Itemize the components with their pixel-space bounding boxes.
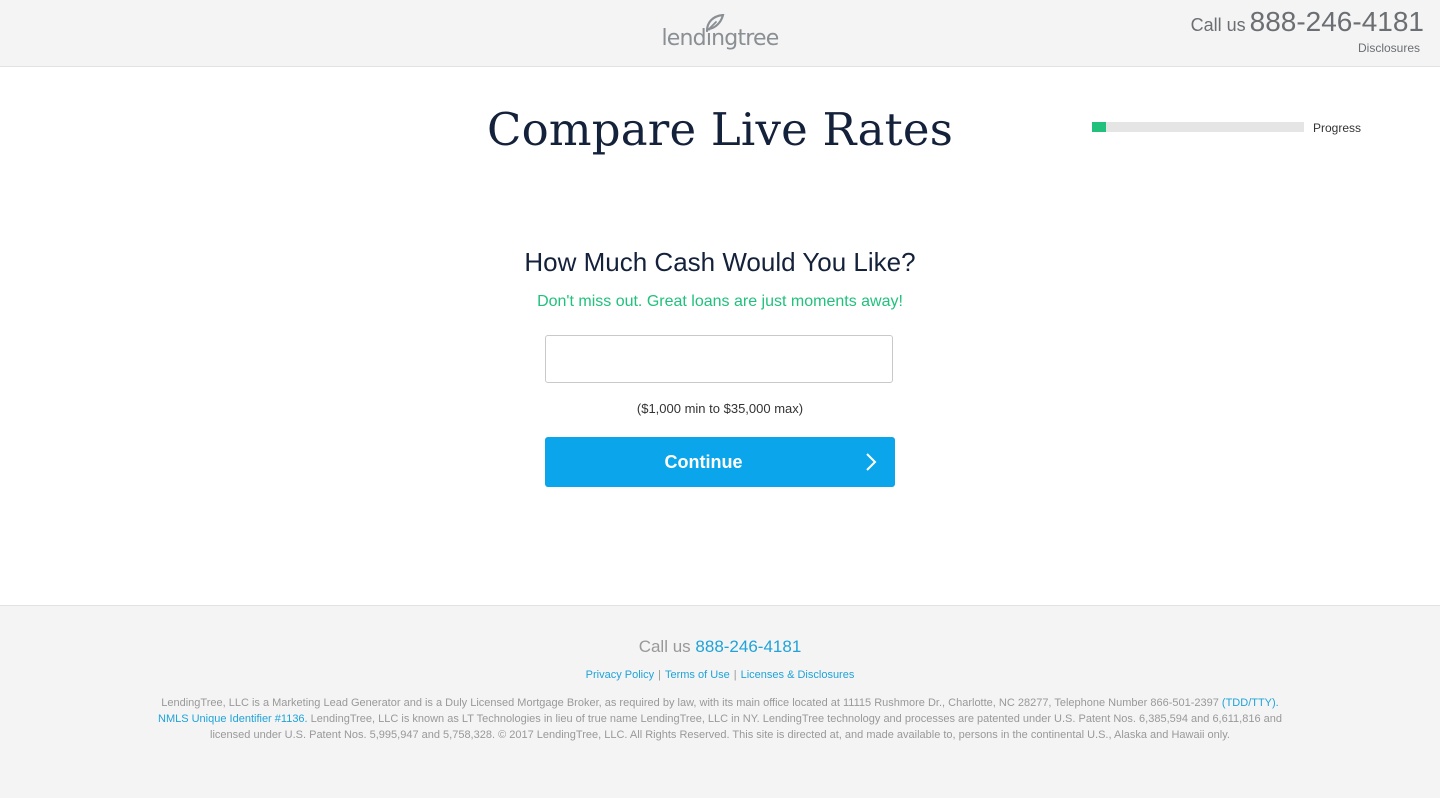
cash-amount-input[interactable] <box>545 335 893 383</box>
question-heading: How Much Cash Would You Like? <box>524 247 916 277</box>
logo-text: lendingtree <box>661 26 779 51</box>
amount-range-hint: ($1,000 min to $35,000 max) <box>636 401 804 416</box>
link-separator: | <box>658 669 661 681</box>
continue-label: Continue <box>664 452 743 472</box>
header-call-us: Call us 888-246-4181 <box>1191 6 1424 38</box>
site-header: lendingtree Call us 888-246-4181 Disclosu… <box>0 0 1440 67</box>
lendingtree-logo[interactable]: lendingtree <box>655 14 785 54</box>
disclosures-link[interactable]: Disclosures <box>1358 41 1420 55</box>
footer-links: Privacy Policy | Terms of Use | Licenses & D… <box>0 669 1440 681</box>
footer-phone-number[interactable]: 888-246-4181 <box>695 637 801 656</box>
site-footer: Call us 888-246-4181 Privacy Policy | Term… <box>0 605 1440 798</box>
progress-fill <box>1092 122 1106 132</box>
promo-text: Don't miss out. Great loans are just mom… <box>537 293 903 310</box>
legal-text-part-2: LendingTree, LLC is known as LT Technolo… <box>210 713 1282 741</box>
progress-track <box>1092 122 1304 132</box>
legal-disclaimer: LendingTree, LLC is a Marketing Lead Gen… <box>148 695 1292 743</box>
continue-button[interactable]: Continue <box>545 437 895 487</box>
terms-of-use-link[interactable]: Terms of Use <box>665 669 730 681</box>
licenses-disclosures-link[interactable]: Licenses & Disclosures <box>741 669 855 681</box>
call-us-label: Call us <box>1190 15 1246 35</box>
header-phone-number[interactable]: 888-246-4181 <box>1250 6 1424 37</box>
privacy-policy-link[interactable]: Privacy Policy <box>586 669 654 681</box>
footer-call-us: Call us 888-246-4181 <box>0 637 1440 657</box>
legal-text-part-1: LendingTree, LLC is a Marketing Lead Gen… <box>161 697 1219 709</box>
progress-label: Progress <box>1313 121 1362 135</box>
link-separator: | <box>733 669 737 681</box>
chevron-right-icon <box>866 453 877 471</box>
footer-call-label: Call us <box>638 637 691 656</box>
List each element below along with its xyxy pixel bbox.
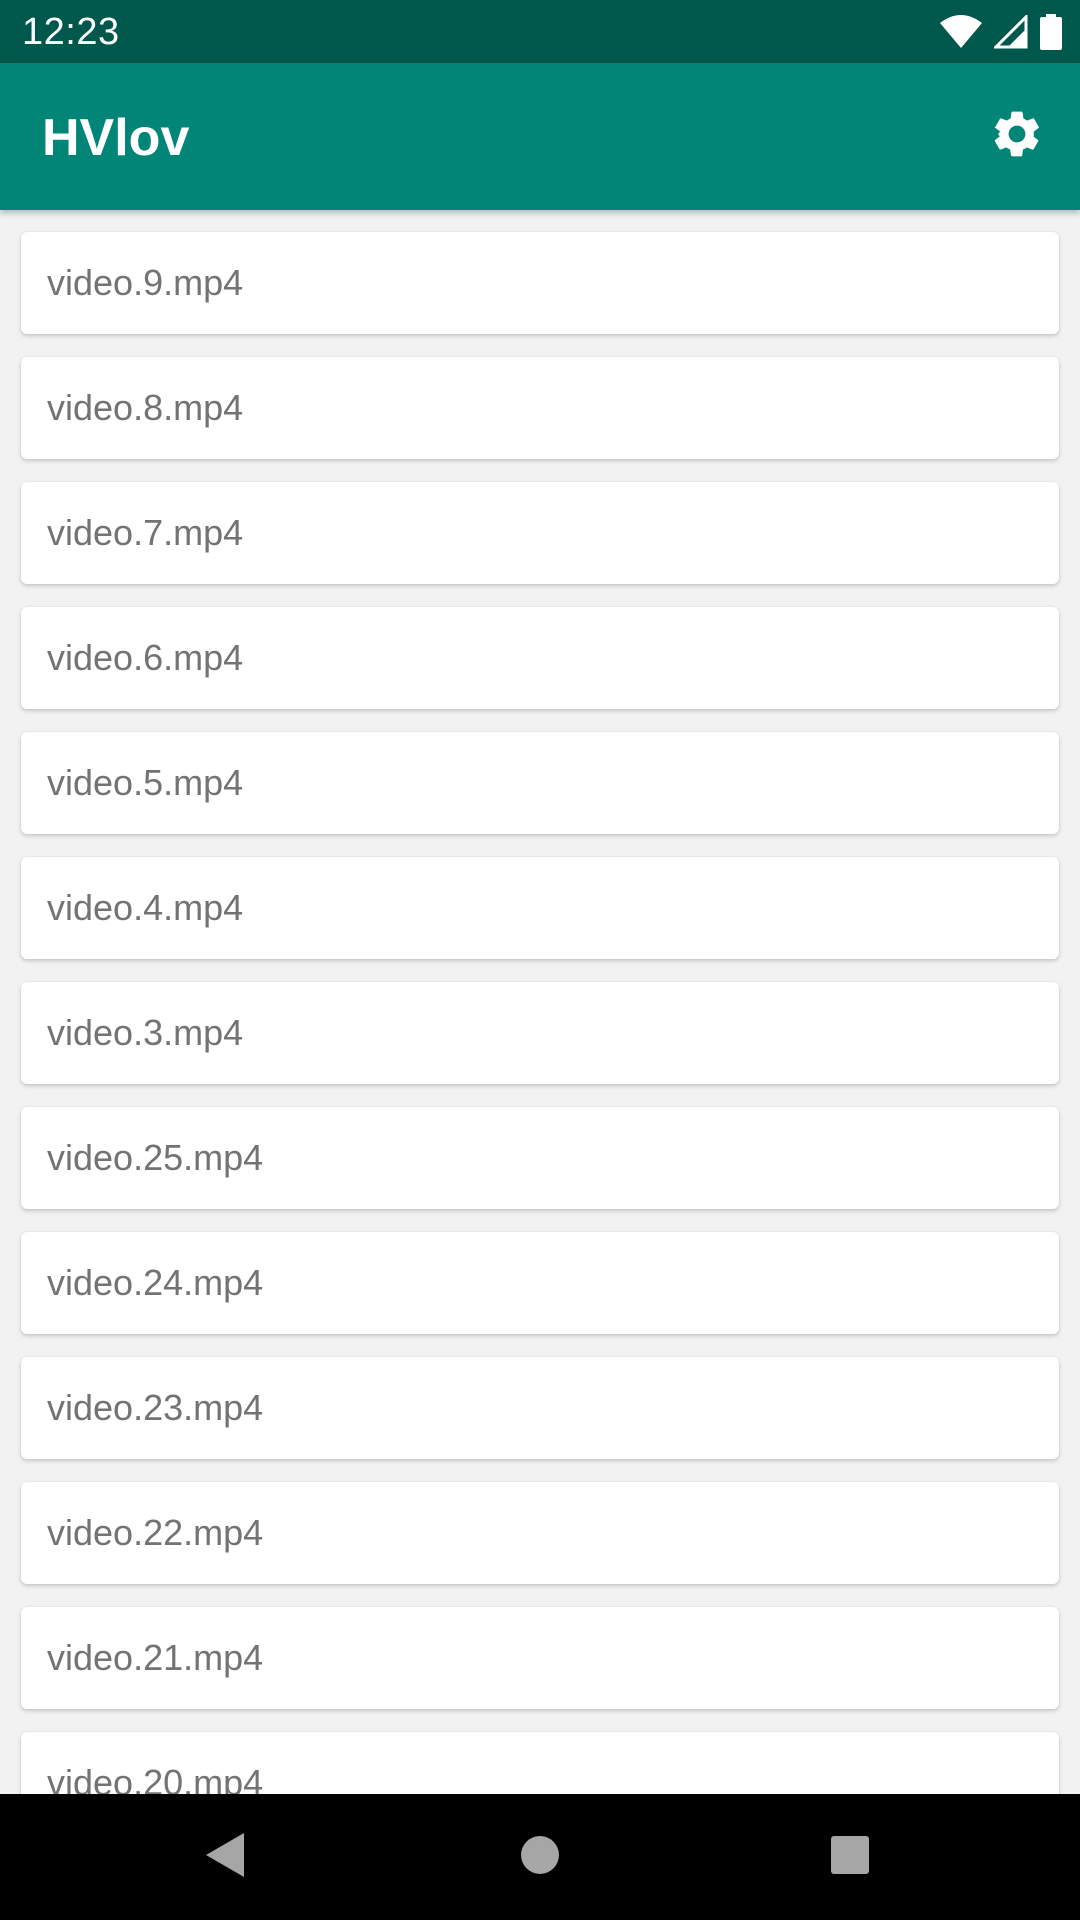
- home-icon: [519, 1834, 561, 1881]
- video-item-label: video.23.mp4: [47, 1387, 264, 1428]
- list-item[interactable]: video.9.mp4: [21, 232, 1059, 334]
- list-item[interactable]: video.5.mp4: [21, 732, 1059, 834]
- cell-signal-icon: [994, 15, 1028, 49]
- recents-button[interactable]: [810, 1817, 890, 1897]
- list-item[interactable]: video.24.mp4: [21, 1232, 1059, 1334]
- list-item[interactable]: video.21.mp4: [21, 1607, 1059, 1709]
- video-item-label: video.3.mp4: [47, 1012, 244, 1053]
- list-item[interactable]: video.20.mp4: [21, 1732, 1059, 1794]
- list-item[interactable]: video.23.mp4: [21, 1357, 1059, 1459]
- gear-icon: [989, 106, 1045, 167]
- recents-icon: [829, 1834, 871, 1881]
- status-time: 12:23: [22, 11, 120, 53]
- navigation-bar: [0, 1794, 1080, 1920]
- video-item-label: video.5.mp4: [47, 762, 244, 803]
- app-bar: HVlov: [0, 63, 1080, 210]
- list-item[interactable]: video.6.mp4: [21, 607, 1059, 709]
- video-item-label: video.8.mp4: [47, 387, 244, 428]
- app-title: HVlov: [42, 109, 190, 167]
- status-icons: [940, 12, 1062, 52]
- video-item-label: video.22.mp4: [47, 1512, 264, 1553]
- settings-button[interactable]: [980, 99, 1054, 173]
- video-item-label: video.4.mp4: [47, 887, 244, 928]
- screen: 12:23 HVlov video.9.mp4 video.8.mp4 vide…: [0, 0, 1080, 1920]
- video-list[interactable]: video.9.mp4 video.8.mp4 video.7.mp4 vide…: [0, 210, 1080, 1794]
- back-icon: [204, 1831, 248, 1884]
- status-bar: 12:23: [0, 0, 1080, 63]
- video-item-label: video.7.mp4: [47, 512, 244, 553]
- video-item-label: video.25.mp4: [47, 1137, 264, 1178]
- back-button[interactable]: [186, 1817, 266, 1897]
- home-button[interactable]: [500, 1817, 580, 1897]
- list-item[interactable]: video.3.mp4: [21, 982, 1059, 1084]
- battery-icon: [1040, 14, 1062, 50]
- list-item[interactable]: video.22.mp4: [21, 1482, 1059, 1584]
- list-item[interactable]: video.25.mp4: [21, 1107, 1059, 1209]
- list-item[interactable]: video.7.mp4: [21, 482, 1059, 584]
- video-item-label: video.6.mp4: [47, 637, 244, 678]
- video-item-label: video.9.mp4: [47, 262, 244, 303]
- video-item-label: video.24.mp4: [47, 1262, 264, 1303]
- list-item[interactable]: video.4.mp4: [21, 857, 1059, 959]
- list-item[interactable]: video.8.mp4: [21, 357, 1059, 459]
- video-item-label: video.21.mp4: [47, 1637, 264, 1678]
- video-item-label: video.20.mp4: [47, 1762, 264, 1794]
- wifi-icon: [940, 15, 982, 49]
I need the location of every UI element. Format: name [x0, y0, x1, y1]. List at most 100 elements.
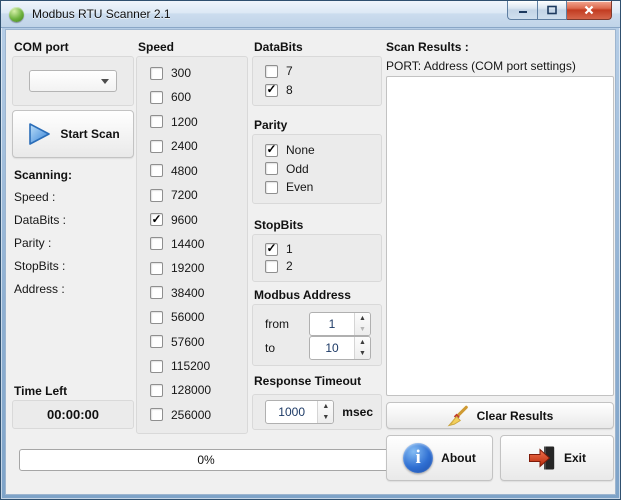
- - - -
Reproduce the material above line for line, without any changes, omitting the pictures.

Itemize the components with their pixel-space bounding boxes.
cash-amount-input[interactable] <box>545 335 893 383</box>
question-heading: How Much Cash Would You Like? <box>524 247 916 277</box>
logo-text: lendingtree <box>661 26 779 51</box>
amount-range-hint: ($1,000 min to $35,000 max) <box>636 401 804 416</box>
link-separator: | <box>658 669 661 681</box>
continue-label: Continue <box>664 452 743 472</box>
header-call-us: Call us 888-246-4181 <box>1191 6 1424 38</box>
site-header: lendingtree Call us 888-246-4181 Disclosu… <box>0 0 1440 67</box>
lendingtree-logo[interactable]: lendingtree <box>655 14 785 54</box>
disclosures-link[interactable]: Disclosures <box>1358 41 1420 55</box>
footer-links: Privacy Policy | Terms of Use | Licenses & D… <box>0 669 1440 681</box>
footer-phone-number[interactable]: 888-246-4181 <box>695 637 801 656</box>
site-footer: Call us 888-246-4181 Privacy Policy | Term… <box>0 605 1440 798</box>
progress-fill <box>1092 122 1106 132</box>
promo-text: Don't miss out. Great loans are just mom… <box>537 293 903 310</box>
legal-text-part-2: LendingTree, LLC is known as LT Technolo… <box>210 713 1282 741</box>
progress-track <box>1092 122 1304 132</box>
legal-disclaimer: LendingTree, LLC is a Marketing Lead Gen… <box>148 695 1292 743</box>
continue-button[interactable]: Continue <box>545 437 895 487</box>
terms-of-use-link[interactable]: Terms of Use <box>665 669 730 681</box>
licenses-disclosures-link[interactable]: Licenses & Disclosures <box>741 669 855 681</box>
call-us-label: Call us <box>1190 15 1246 35</box>
header-phone-number[interactable]: 888-246-4181 <box>1250 6 1424 37</box>
privacy-policy-link[interactable]: Privacy Policy <box>586 669 654 681</box>
footer-call-us: Call us 888-246-4181 <box>0 637 1440 657</box>
legal-text-part-1: LendingTree, LLC is a Marketing Lead Gen… <box>161 697 1219 709</box>
progress-label: Progress <box>1313 121 1362 135</box>
link-separator: | <box>733 669 737 681</box>
chevron-right-icon <box>866 453 877 471</box>
footer-call-label: Call us <box>638 637 691 656</box>
List each element below along with its xyxy pixel bbox.
- home-icon: [519, 1834, 561, 1881]
- video-item-label: video.23.mp4: [47, 1387, 264, 1428]
- list-item[interactable]: video.9.mp4: [21, 232, 1059, 334]
- list-item[interactable]: video.5.mp4: [21, 732, 1059, 834]
- cell-signal-icon: [994, 15, 1028, 49]
- recents-button[interactable]: [810, 1817, 890, 1897]
- list-item[interactable]: video.24.mp4: [21, 1232, 1059, 1334]
- list-item[interactable]: video.21.mp4: [21, 1607, 1059, 1709]
- video-item-label: video.3.mp4: [47, 1012, 244, 1053]
- list-item[interactable]: video.20.mp4: [21, 1732, 1059, 1794]
- list-item[interactable]: video.23.mp4: [21, 1357, 1059, 1459]
- gear-icon: [989, 106, 1045, 167]
- recents-icon: [829, 1834, 871, 1881]
- status-time: 12:23: [22, 11, 120, 53]
- navigation-bar: [0, 1794, 1080, 1920]
- video-item-label: video.5.mp4: [47, 762, 244, 803]
- app-bar: HVlov: [0, 63, 1080, 210]
- list-item[interactable]: video.6.mp4: [21, 607, 1059, 709]
- video-item-label: video.8.mp4: [47, 387, 244, 428]
- app-title: HVlov: [42, 109, 190, 167]
- status-icons: [940, 12, 1062, 52]
- video-item-label: video.22.mp4: [47, 1512, 264, 1553]
- settings-button[interactable]: [980, 99, 1054, 173]
- video-item-label: video.4.mp4: [47, 887, 244, 928]
- screen: 12:23 HVlov video.9.mp4 video.8.mp4 vide…: [0, 0, 1080, 1920]
- video-list[interactable]: video.9.mp4 video.8.mp4 video.7.mp4 vide…: [0, 210, 1080, 1794]
- back-icon: [204, 1831, 248, 1884]
- status-bar: 12:23: [0, 0, 1080, 63]
- video-item-label: video.7.mp4: [47, 512, 244, 553]
- video-item-label: video.25.mp4: [47, 1137, 264, 1178]
- back-button[interactable]: [186, 1817, 266, 1897]
- home-button[interactable]: [500, 1817, 580, 1897]
- list-item[interactable]: video.3.mp4: [21, 982, 1059, 1084]
- battery-icon: [1040, 14, 1062, 50]
- list-item[interactable]: video.22.mp4: [21, 1482, 1059, 1584]
- list-item[interactable]: video.25.mp4: [21, 1107, 1059, 1209]
- list-item[interactable]: video.7.mp4: [21, 482, 1059, 584]
- video-item-label: video.6.mp4: [47, 637, 244, 678]
- video-item-label: video.9.mp4: [47, 262, 244, 303]
- video-item-label: video.24.mp4: [47, 1262, 264, 1303]
- list-item[interactable]: video.4.mp4: [21, 857, 1059, 959]
- list-item[interactable]: video.8.mp4: [21, 357, 1059, 459]
- video-item-label: video.21.mp4: [47, 1637, 264, 1678]
- video-item-label: video.20.mp4: [47, 1762, 264, 1794]
- wifi-icon: [940, 15, 982, 49]
I need the location of every UI element. Format: name [x0, y0, x1, y1]. List at most 100 elements.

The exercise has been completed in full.